**Reading passage:**

"""

Oh, I mentioned the pictures. They were wonderful. I guess he lived in Los Angeles and could get stills directly from the studios who I am sure were glad to provide materials to a popular magazine that would claim to love every film, even THE CREEPING TERROR. Most issues of "Famous Monsters" had beautiful color renderings of images from horror and science fiction films. They were probably based on his collection of stills, but they were individually painted and, I think, generally looked better than the photographs they were based on. I wish I had some of those paintings.
I don't think that I needed "Famous Monsters" to know I wanted to see the films FRANKENSTEIN and DRACULA. But Forry told me the greatest science fiction film ever made was METROPOLIS. So I had to see it. It was in black and white? So what? A silent film? Hey, if it is a good science fiction film I want to see it. Today most kids don't want to see a black and white film much less a silent one. But I wanted to see the silent film METROPOLIS. I really wanted to see it. And after that I wanted to see THE GOLEM and NOSFERATU and a lot of other silent films. And foreign horror films. I think it was Forry who taught me that there were films I would be missing out on if I decided no subtitled films, no silent films, and no monochrome. If it weren't for Forry I would probably not have the broad taste in cinema I have today.

"""

**Challenge 1:** Shorten the paragraph of the "Famous Monsters" reminiscence that begins "I don't think that I needed", keeping its main facts.
**Challenge 2:** Carry on the reminiscence about "Famous Monsters" magazine, picking up after its final sentence.

**Supplied material:**

"""

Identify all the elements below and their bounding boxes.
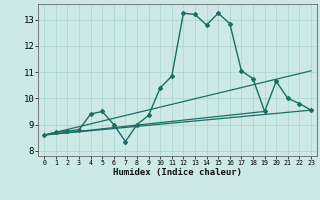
X-axis label: Humidex (Indice chaleur): Humidex (Indice chaleur) [113,168,242,177]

"""

**Output 1:** I didn't need "Famous Monsters" to want to see FRANKENSTEIN and DRACULA. But Forry called METROPOLIS the greatest science fiction film ever made, so I had to see it, even though it was silent and in black and white. Most kids today wouldn't bother, but I really wanted to. Afterward I sought out THE GOLEM, NOSFERATU, other silent films and foreign horror films. Forry taught me that ruling out subtitled, silent and monochrome films would mean missing out. Without him I probably wouldn't have the broad taste in cinema I have today.

**Output 2:**
I could list some of his other accomplishments. I could say how he discovered Ray Bradbury, how he was a literary and sometimes acting agent for some of the most famous names associated with the fantastic like Ray Bradbury, Isaac Asimov, A.E. van Vogt, Curt Siodmak, and L. Ron Hubbard. I could tell you how he supposedly invented the term "sci-fi" which turned out to be a mixed blessing for science fiction. Well, "Famous Monsters" was a mixed blessing. Much about Forrest Ackerman was a mixed blessing. Those things affected me, but it was only indirectly. But for every fan of fantasy and science fiction who grew up in the 1950s or 1960s he was sort of an unofficial uncle. He was the funny uncle who never become adult and dull.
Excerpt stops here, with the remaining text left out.